> What you have to do:
Lift out each line of the data that holds "this".

> Task data:
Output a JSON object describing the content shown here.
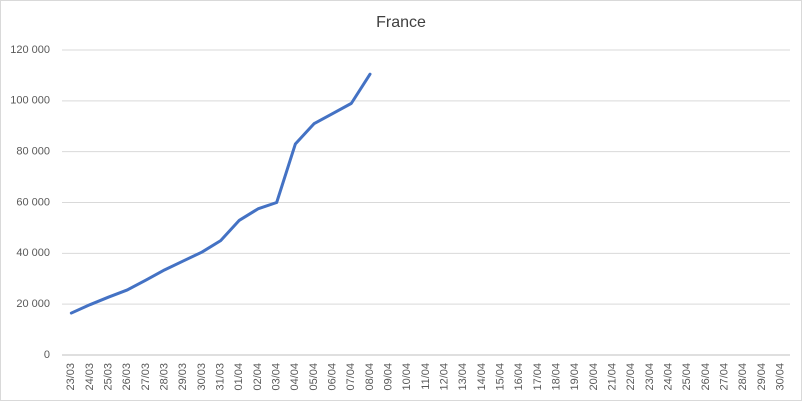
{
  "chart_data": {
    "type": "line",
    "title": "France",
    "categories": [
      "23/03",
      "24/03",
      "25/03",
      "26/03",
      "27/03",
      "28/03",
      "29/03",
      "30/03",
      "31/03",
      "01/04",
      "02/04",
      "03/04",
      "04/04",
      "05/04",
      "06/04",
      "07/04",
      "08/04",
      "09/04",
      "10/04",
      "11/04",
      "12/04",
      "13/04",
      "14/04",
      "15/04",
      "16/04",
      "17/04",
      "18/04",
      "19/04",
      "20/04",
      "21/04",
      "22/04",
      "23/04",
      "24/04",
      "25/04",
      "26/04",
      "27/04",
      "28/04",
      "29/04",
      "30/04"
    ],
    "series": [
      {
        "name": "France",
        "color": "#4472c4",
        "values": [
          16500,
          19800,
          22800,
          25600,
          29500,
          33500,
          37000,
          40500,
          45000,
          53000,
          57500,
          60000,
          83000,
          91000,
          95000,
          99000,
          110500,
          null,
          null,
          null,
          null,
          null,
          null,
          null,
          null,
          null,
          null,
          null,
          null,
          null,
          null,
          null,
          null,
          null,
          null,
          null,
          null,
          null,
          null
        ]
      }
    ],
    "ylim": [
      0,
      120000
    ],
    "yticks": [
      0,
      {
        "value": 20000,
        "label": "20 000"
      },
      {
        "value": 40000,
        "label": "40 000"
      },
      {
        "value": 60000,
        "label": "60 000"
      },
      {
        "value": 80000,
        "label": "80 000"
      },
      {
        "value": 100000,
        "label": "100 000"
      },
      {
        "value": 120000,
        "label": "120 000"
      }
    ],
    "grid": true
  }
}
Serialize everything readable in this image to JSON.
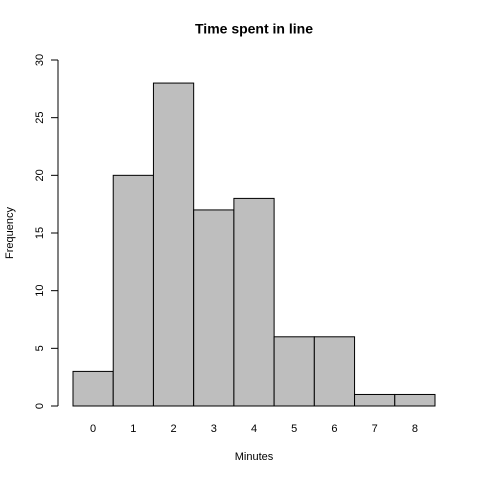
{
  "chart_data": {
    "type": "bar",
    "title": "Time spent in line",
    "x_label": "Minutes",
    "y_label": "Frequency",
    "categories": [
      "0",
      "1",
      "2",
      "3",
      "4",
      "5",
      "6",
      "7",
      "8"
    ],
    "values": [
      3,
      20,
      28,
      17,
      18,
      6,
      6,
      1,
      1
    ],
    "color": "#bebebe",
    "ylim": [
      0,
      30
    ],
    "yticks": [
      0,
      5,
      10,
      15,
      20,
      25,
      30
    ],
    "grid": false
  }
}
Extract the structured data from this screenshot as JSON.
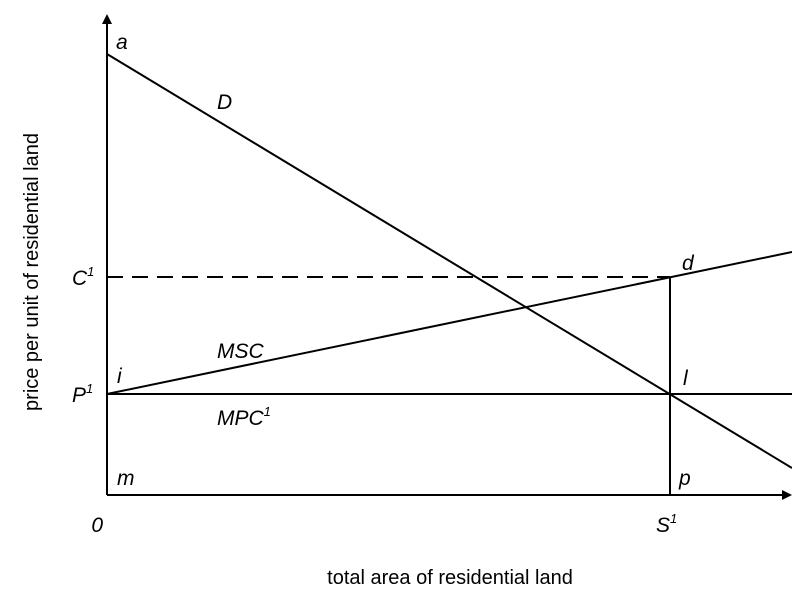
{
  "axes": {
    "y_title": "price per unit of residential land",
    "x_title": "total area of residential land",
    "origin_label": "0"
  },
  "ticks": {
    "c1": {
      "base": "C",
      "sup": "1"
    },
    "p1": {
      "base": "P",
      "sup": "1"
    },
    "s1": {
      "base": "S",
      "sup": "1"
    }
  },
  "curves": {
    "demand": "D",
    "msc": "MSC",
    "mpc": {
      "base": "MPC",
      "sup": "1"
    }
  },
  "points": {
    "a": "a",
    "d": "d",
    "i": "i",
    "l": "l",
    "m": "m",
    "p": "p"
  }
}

> Worked answer:
Serialize everything readable in this image to JSON.
Extract the structured data from this screenshot as JSON.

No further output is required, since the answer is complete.